What you have to do » Keep only the lines that hold the string "Operating", filtering out the rest of the entries below.

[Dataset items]

>>

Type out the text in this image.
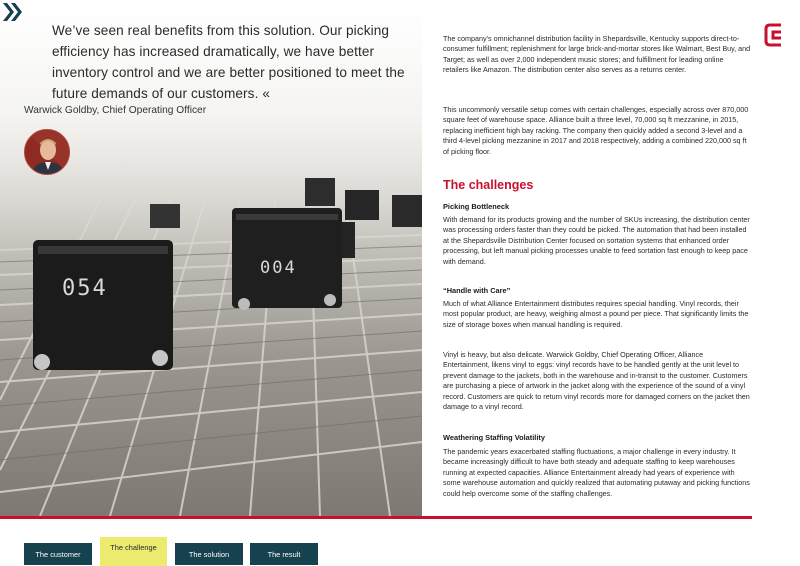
054
004
We’ve seen real benefits from this solution. Our picking efficiency has increased dramatically, we have better inventory control and we are better positioned to meet the future demands of our customers. «
Warwick Goldby, Chief Operating Officer

The company’s omnichannel distribution facility in Shepardsville, Kentucky supports direct-to-consumer fulfillment; replenishment for large brick-and-mortar stores like Walmart, Best Buy, and Target; as well as over 2,000 independent music stores; and fulfillment for leading online retailers like Amazon. The distribution center also serves as a returns center.

This uncommonly versatile setup comes with certain challenges, especially across over 870,000 square feet of warehouse space. Alliance built a three level, 70,000 sq ft mezzanine, in 2015, replacing inefficient high bay racking. The company then quickly added a second 3-level and a third 4-level picking mezzanine in 2017 and 2018 respectively, adding a combined 220,000 sq ft of picking floor.

The challenges
Picking Bottleneck

With demand for its products growing and the number of SKUs increasing, the distribution center was processing orders faster than they could be picked. The automation that had been installed at the Shepardsville Distribution Center focused on sortation systems that enhanced order processing, but left manual picking processes unable to feed sortation fast enough to keep pace with demand.

“Handle with Care”

Much of what Alliance Entertainment distributes requires special handling. Vinyl records, their most popular product, are heavy, weighing almost a pound per piece. That significantly limits the size of storage boxes when manual handling is required.

Vinyl is heavy, but also delicate. Warwick Goldby, Chief Operating Officer, Alliance Entertainment, likens vinyl to eggs: vinyl records have to be handled gently at the unit level to prevent damage to the jackets, both in the warehouse and in-transit to the customer. Customers are purchasing a piece of artwork in the jacket along with the experience of the sound of a vinyl record. Customers are quick to return vinyl records more for damaged corners on the jacket then damage to a vinyl record.

Weathering Staffing Volatility

The pandemic years exacerbated staffing fluctuations, a major challenge in every industry. It became increasingly difficult to have both steady and adequate staffing to keep warehouses running at expected capacities. Alliance Entertainment already had years of experience with some warehouse automation and quickly realized that automating putaway and picking functions could help overcome some of the staffing challenges.

The customer
The challenge
The solution	The result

<<

Output for this task »
Warwick Goldby, Chief Operating Officer
Vinyl is heavy, but also delicate. Warwick Goldby, Chief Operating Officer, Alliance Entertainment, likens vinyl to eggs: vinyl records have to be handled gently at the unit level to prevent damage to the jackets, both in the warehouse and in-transit to the customer. Customers are purchasing a piece of artwork in the jacket along with the experience of the sound of a vinyl record. Customers are quick to return vinyl records more for damaged corners on the jacket then damage to a vinyl record.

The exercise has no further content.